┌─ Provided data

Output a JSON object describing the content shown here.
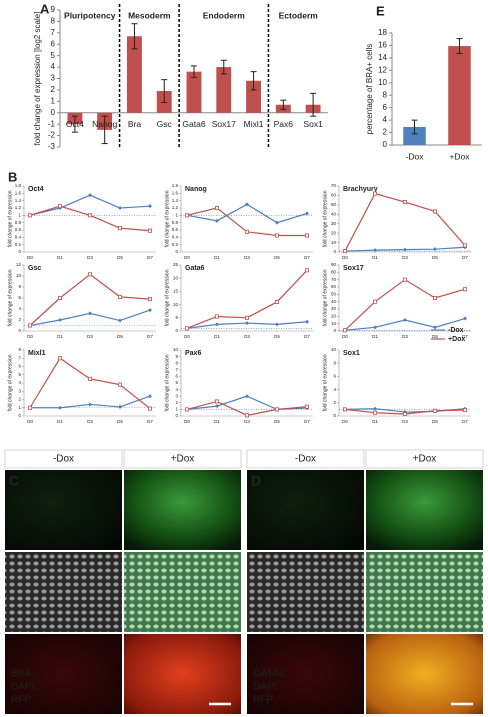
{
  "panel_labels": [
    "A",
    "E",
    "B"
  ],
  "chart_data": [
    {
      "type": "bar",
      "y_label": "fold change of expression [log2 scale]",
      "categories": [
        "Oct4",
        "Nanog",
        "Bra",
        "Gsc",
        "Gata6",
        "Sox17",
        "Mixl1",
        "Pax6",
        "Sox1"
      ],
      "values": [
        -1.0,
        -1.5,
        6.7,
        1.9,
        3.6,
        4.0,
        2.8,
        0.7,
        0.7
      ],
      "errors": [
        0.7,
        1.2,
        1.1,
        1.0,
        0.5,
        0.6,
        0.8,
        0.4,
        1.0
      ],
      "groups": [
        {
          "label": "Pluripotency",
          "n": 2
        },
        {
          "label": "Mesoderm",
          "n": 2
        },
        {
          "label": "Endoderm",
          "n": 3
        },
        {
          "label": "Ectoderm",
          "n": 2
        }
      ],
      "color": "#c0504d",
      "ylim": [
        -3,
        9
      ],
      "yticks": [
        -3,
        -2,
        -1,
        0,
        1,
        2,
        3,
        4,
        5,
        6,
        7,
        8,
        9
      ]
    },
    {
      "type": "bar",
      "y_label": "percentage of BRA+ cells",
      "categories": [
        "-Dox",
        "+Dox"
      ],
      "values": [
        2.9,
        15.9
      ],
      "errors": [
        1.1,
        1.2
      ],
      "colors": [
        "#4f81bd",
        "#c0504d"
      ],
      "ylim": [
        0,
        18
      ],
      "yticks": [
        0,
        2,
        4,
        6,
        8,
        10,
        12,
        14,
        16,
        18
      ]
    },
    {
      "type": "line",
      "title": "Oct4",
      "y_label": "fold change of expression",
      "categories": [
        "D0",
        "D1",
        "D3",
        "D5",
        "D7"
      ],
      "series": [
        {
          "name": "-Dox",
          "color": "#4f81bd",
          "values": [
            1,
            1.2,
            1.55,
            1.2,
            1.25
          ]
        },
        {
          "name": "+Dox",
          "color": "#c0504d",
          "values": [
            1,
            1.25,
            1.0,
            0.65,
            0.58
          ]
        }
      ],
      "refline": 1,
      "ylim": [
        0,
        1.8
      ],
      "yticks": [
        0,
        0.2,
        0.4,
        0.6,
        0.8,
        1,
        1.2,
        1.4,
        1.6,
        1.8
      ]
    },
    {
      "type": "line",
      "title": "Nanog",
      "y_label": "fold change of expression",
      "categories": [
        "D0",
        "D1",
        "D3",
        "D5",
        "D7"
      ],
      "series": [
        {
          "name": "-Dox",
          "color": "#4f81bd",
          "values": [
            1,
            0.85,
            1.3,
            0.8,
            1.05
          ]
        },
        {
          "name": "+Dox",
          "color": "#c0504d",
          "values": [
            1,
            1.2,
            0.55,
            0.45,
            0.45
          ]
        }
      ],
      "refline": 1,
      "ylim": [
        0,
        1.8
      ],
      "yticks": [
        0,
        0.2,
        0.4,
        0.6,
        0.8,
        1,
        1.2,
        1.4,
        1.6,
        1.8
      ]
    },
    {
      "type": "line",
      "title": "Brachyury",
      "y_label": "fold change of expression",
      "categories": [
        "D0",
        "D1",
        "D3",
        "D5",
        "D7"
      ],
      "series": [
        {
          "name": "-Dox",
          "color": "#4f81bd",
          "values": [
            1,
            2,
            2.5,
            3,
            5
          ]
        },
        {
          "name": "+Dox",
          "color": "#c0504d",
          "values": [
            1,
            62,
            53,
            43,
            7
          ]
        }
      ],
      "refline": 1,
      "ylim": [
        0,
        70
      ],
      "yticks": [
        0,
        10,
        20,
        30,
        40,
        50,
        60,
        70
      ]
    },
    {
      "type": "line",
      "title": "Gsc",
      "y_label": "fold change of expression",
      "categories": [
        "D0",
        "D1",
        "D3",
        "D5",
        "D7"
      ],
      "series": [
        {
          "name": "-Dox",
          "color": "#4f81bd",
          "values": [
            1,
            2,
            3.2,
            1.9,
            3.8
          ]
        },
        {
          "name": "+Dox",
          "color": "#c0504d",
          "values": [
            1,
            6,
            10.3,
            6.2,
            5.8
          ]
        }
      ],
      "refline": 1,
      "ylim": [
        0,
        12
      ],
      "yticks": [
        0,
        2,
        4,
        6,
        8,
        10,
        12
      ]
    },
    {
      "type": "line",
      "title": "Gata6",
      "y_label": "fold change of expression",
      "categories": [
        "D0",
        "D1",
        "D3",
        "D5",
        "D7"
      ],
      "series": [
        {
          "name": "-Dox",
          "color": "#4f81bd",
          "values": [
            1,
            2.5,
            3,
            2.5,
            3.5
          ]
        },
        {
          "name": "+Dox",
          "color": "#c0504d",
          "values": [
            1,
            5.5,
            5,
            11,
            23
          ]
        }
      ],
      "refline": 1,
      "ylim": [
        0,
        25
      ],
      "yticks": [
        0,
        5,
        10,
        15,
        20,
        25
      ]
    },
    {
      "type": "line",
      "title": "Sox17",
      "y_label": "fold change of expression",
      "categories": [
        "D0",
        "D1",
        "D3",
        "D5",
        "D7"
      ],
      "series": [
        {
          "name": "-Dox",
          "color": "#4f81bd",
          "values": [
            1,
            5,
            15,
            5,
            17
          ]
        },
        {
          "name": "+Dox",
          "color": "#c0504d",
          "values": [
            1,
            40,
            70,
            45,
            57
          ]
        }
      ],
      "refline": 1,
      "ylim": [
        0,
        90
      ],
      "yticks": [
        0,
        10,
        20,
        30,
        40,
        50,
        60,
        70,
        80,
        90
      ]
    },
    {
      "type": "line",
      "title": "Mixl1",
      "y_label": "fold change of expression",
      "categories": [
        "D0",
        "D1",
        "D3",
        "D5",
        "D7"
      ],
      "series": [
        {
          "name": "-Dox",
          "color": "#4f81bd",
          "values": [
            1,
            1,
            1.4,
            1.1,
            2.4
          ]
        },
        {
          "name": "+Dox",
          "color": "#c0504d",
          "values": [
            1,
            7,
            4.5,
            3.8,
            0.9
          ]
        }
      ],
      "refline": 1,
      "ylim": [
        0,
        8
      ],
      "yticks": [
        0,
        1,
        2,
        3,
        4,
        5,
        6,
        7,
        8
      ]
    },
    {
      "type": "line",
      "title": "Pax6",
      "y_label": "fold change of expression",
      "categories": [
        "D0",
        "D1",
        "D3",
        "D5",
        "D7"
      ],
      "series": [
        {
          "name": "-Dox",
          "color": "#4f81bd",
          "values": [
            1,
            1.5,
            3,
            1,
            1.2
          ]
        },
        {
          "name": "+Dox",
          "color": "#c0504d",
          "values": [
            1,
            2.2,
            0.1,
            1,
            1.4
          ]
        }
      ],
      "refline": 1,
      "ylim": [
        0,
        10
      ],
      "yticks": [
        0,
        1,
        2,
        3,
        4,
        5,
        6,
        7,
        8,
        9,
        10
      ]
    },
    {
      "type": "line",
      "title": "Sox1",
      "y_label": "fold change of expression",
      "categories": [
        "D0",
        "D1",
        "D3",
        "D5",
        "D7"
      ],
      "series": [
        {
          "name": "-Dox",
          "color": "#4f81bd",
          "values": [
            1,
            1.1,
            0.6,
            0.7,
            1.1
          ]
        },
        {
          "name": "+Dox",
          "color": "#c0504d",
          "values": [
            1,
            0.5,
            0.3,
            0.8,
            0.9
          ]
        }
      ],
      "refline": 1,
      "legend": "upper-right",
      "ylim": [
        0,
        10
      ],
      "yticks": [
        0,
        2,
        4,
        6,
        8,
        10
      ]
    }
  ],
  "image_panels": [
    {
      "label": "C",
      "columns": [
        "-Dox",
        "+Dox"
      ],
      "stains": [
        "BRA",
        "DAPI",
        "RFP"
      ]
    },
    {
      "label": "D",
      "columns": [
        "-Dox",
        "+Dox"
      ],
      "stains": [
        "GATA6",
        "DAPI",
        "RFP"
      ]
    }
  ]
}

└─

Identify every line above with the string "title" in it. Copy those lines.

**Answer section**:
      "title": "Oct4",
      "title": "Nanog",
      "title": "Brachyury",
      "title": "Gsc",
      "title": "Gata6",
      "title": "Sox17",
      "title": "Mixl1",
      "title": "Pax6",
      "title": "Sox1",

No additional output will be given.